SUPPLIED INFORMATION »
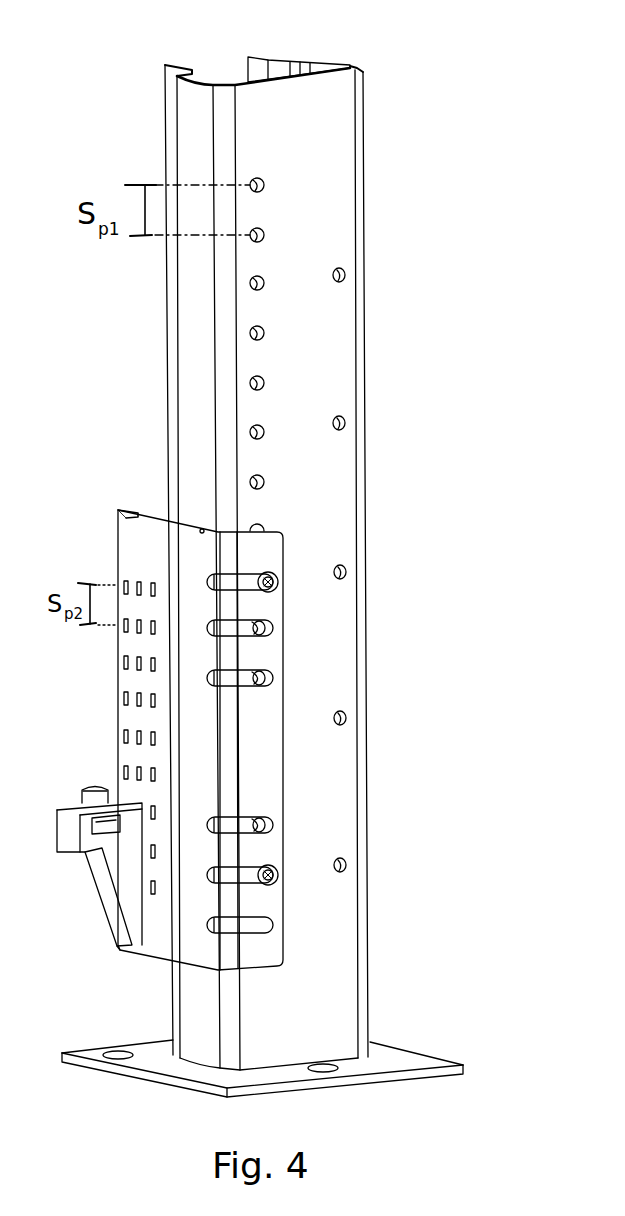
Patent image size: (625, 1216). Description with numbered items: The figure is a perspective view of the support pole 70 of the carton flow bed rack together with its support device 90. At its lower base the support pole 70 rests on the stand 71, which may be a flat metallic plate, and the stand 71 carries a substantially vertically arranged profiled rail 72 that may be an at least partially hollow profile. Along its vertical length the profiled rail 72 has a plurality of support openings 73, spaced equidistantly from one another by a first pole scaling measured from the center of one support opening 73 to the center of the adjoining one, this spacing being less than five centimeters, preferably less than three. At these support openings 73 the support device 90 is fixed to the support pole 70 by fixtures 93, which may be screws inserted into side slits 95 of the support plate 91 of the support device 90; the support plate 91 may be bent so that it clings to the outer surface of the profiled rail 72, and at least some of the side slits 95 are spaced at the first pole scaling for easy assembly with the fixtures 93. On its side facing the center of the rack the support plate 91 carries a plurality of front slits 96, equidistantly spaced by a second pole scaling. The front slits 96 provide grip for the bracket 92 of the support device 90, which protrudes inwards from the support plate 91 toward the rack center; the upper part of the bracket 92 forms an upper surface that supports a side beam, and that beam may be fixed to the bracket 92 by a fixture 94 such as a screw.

The support pole 70 is at (319, 563).
The stand 71 is at (412, 1057).
The profiled rail 72 is at (340, 375).
The support openings 73 is at (263, 381).
The support device 90 is at (185, 740).
The support plate 91 is at (260, 775).
The bracket 92 is at (123, 877).
The fixtures 93 is at (271, 573).
The fixture 94 is at (83, 787).
The side slits 95 is at (252, 668).
The front slits 96 is at (125, 660).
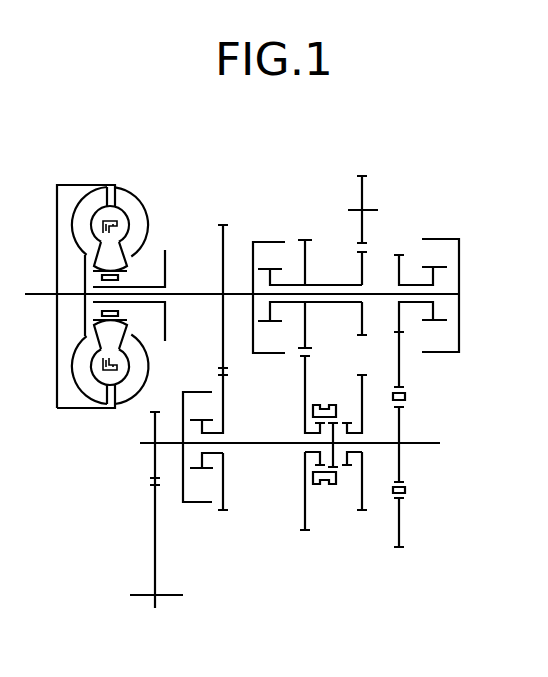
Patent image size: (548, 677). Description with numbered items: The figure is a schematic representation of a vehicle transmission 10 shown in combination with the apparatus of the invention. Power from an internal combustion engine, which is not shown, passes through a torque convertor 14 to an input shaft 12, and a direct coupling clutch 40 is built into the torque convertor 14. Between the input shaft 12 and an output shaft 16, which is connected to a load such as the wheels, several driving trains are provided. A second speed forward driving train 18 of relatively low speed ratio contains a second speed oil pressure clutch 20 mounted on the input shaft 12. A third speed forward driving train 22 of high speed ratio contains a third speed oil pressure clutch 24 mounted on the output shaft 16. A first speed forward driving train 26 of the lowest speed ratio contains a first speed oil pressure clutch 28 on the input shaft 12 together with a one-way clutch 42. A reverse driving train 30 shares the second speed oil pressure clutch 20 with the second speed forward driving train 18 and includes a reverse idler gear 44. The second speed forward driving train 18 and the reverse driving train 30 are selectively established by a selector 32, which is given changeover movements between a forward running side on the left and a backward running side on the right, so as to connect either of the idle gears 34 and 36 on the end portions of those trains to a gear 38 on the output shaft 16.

The transmission 10 is at (184, 166).
The input shaft 12 is at (194, 294).
The torque convertor 14 is at (135, 197).
The output shaft 16 is at (258, 445).
The second speed forward driving train 18 is at (300, 358).
The second speed oil pressure clutch 20 is at (273, 242).
The third speed forward driving train 22 is at (221, 370).
The third speed oil pressure clutch 24 is at (201, 503).
The first speed forward driving train 26 is at (403, 374).
The first speed oil pressure clutch 28 is at (444, 239).
The reverse driving train 30 is at (362, 347).
The selector 32 is at (322, 484).
The idle gear 34 is at (313, 463).
The idle gear 36 is at (357, 460).
The gear 38 is at (348, 428).
The direct coupling clutch 40 is at (129, 224).
The one-way clutch 42 is at (405, 397).
The reverse idler gear 44 is at (366, 196).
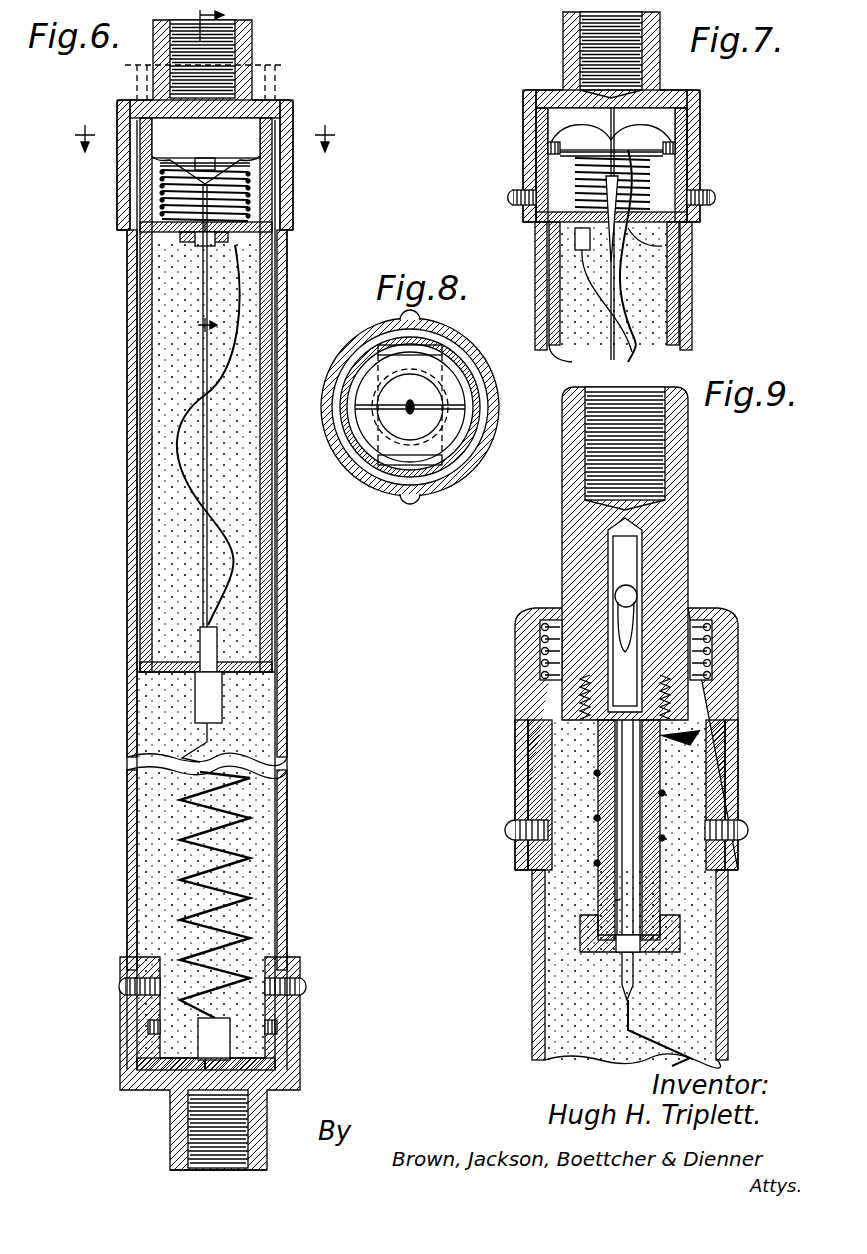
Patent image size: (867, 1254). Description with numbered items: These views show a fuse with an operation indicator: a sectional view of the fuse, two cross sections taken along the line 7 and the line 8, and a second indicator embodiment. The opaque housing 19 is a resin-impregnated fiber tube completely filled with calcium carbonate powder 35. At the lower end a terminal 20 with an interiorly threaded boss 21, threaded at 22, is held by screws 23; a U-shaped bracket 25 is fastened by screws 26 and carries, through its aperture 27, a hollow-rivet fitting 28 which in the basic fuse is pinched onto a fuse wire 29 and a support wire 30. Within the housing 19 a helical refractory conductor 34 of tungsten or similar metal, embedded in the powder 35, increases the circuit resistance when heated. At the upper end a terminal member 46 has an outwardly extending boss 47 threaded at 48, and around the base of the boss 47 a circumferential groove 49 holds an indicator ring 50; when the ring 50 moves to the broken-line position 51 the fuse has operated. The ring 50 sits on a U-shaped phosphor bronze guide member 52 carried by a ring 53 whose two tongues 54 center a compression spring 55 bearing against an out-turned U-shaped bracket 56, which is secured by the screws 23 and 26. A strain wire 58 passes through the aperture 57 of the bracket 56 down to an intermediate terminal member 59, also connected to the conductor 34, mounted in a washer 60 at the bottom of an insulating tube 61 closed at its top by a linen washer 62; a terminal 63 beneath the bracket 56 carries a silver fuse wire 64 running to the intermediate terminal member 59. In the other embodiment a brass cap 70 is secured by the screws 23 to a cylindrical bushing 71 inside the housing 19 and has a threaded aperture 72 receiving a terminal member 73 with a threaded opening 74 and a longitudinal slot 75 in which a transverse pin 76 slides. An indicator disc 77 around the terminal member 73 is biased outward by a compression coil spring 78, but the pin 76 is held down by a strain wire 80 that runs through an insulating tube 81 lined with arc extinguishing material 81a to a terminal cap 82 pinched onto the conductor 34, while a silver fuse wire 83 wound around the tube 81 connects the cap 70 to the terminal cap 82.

In FIG. 6, the section line 7— 7 is at (178, 174).
In FIG. 6, the section line 8— 8 is at (204, 138).
In FIG. 6, the housing 19 is at (288, 592).
In FIG. 7, the housing 19 is at (536, 280).
In FIG. 8, the housing 19 is at (482, 462).
In FIG. 9, the housing 19 is at (726, 1000).
In FIG. 6, the terminal 20 is at (302, 1037).
In FIG. 6, the boss 21 is at (186, 1122).
In FIG. 6, the interior threads 22 is at (186, 1146).
In FIG. 6, the screws 23 is at (120, 984).
In FIG. 7, the screws 23 is at (702, 196).
In FIG. 8, the screws 23 is at (398, 320).
In FIG. 9, the screws 23 is at (514, 820).
In FIG. 6, the U-shaped bracket 25 is at (276, 1062).
In FIG. 6, the screws 26 is at (150, 1024).
In FIG. 7, the screws 26 is at (546, 150).
In FIG. 6, the aperture 27 is at (130, 1088).
In FIG. 6, the fitting 28 is at (200, 1032).
In FIG. 9, the fuse wire 29 is at (540, 663).
In FIG. 6, the support wire 30 is at (268, 1072).
In FIG. 6, the conductor 34 is at (262, 810).
In FIG. 9, the conductor 34 is at (662, 1056).
In FIG. 6, the powder 35 is at (270, 740).
In FIG. 9, the powder 35 is at (690, 970).
In FIG. 6, the terminal member 46 is at (293, 118).
In FIG. 8, the terminal member 46 is at (470, 356).
In FIG. 6, the boss 47 is at (250, 46).
In FIG. 7, the boss 47 is at (566, 30).
In FIG. 6, the interior threads 48 is at (238, 33).
In FIG. 7, the interior threads 48 is at (592, 48).
In FIG. 6, the circumferential groove 49 is at (293, 102).
In FIG. 7, the circumferential groove 49 is at (524, 98).
In FIG. 6, the indicator ring 50 is at (270, 97).
In FIG. 7, the indicator ring 50 is at (662, 94).
In FIG. 6, the operated position of indicator ring 51 is at (127, 70).
In FIG. 6, the U-shaped guide member 52 is at (150, 152).
In FIG. 7, the U-shaped guide member 52 is at (612, 132).
In FIG. 8, the U-shaped guide member 52 is at (470, 400).
In FIG. 6, the ring 53 is at (160, 170).
In FIG. 7, the ring 53 is at (545, 132).
In FIG. 8, the ring 53 is at (462, 430).
In FIG. 6, the tongues 54 is at (165, 186).
In FIG. 7, the tongues 54 is at (572, 160).
In FIG. 6, the compression spring 55 is at (252, 190).
In FIG. 7, the compression spring 55 is at (532, 186).
In FIG. 8, the compression spring 55 is at (372, 375).
In FIG. 6, the U-shaped bracket 56 is at (178, 236).
In FIG. 7, the U-shaped bracket 56 is at (660, 228).
In FIG. 8, the U-shaped bracket 56 is at (422, 346).
In FIG. 6, the aperture 57 is at (268, 226).
In FIG. 7, the aperture 57 is at (630, 232).
In FIG. 6, the strain wire 58 is at (204, 372).
In FIG. 7, the strain wire 58 is at (614, 297).
In FIG. 6, the intermediate terminal member 59 is at (207, 642).
In FIG. 6, the washer 60 is at (168, 676).
In FIG. 6, the tube 61 is at (140, 650).
In FIG. 7, the tube 61 is at (614, 299).
In FIG. 6, the linen washer 62 is at (142, 218).
In FIG. 7, the linen washer 62 is at (670, 220).
In FIG. 8, the linen washer 62 is at (352, 468).
In FIG. 6, the terminal 63 is at (197, 242).
In FIG. 7, the terminal 63 is at (573, 242).
In FIG. 6, the fuse wire 64 is at (183, 452).
In FIG. 7, the fuse wire 64 is at (626, 334).
In FIG. 9, the cap 70 is at (520, 727).
In FIG. 9, the cylindrical bushing 71 is at (712, 776).
In FIG. 9, the threaded aperture 72 is at (672, 696).
In FIG. 9, the terminal member 73 is at (564, 540).
In FIG. 9, the threaded opening 74 is at (640, 395).
In FIG. 9, the longitudinal slot 75 is at (626, 548).
In FIG. 9, the transverse pin 76 is at (640, 590).
In FIG. 9, the indicator disc 77 is at (560, 610).
In FIG. 9, the compression coil spring 78 is at (712, 640).
In FIG. 9, the strain wire 80 is at (636, 890).
In FIG. 9, the tube 81 is at (600, 890).
In FIG. 9, the arc extinguishing material 81a is at (614, 900).
In FIG. 9, the terminal cap 82 is at (582, 942).
In FIG. 9, the fuse wire 83 is at (596, 772).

STATED EXERCISE » Copy out the items from the line containing "Patent image size: (548, 677)." through the line containing "The second speed oil pressure clutch 20 is", both included, unchanged.

ANSWER TO THIS EXERCISE »
Patent image size: (548, 677). Description with numbered items: The figure is a schematic representation of a vehicle transmission 10 shown in combination with the apparatus of the invention. Power from an internal combustion engine, which is not shown, passes through a torque convertor 14 to an input shaft 12, and a direct coupling clutch 40 is built into the torque convertor 14. Between the input shaft 12 and an output shaft 16, which is connected to a load such as the wheels, several driving trains are provided. A second speed forward driving train 18 of relatively low speed ratio contains a second speed oil pressure clutch 20 mounted on the input shaft 12. A third speed forward driving train 22 of high speed ratio contains a third speed oil pressure clutch 24 mounted on the output shaft 16. A first speed forward driving train 26 of the lowest speed ratio contains a first speed oil pressure clutch 28 on the input shaft 12 together with a one-way clutch 42. A reverse driving train 30 shares the second speed oil pressure clutch 20 with the second speed forward driving train 18 and includes a reverse idler gear 44. The second speed forward driving train 18 and the reverse driving train 30 are selectively established by a selector 32, which is given changeover movements between a forward running side on the left and a backward running side on the right, so as to connect either of the idle gears 34 and 36 on the end portions of those trains to a gear 38 on the output shaft 16.

The transmission 10 is at (184, 166).
The input shaft 12 is at (194, 294).
The torque convertor 14 is at (135, 197).
The output shaft 16 is at (258, 445).
The second speed forward driving train 18 is at (300, 358).
The second speed oil pressure clutch 20 is at (273, 242).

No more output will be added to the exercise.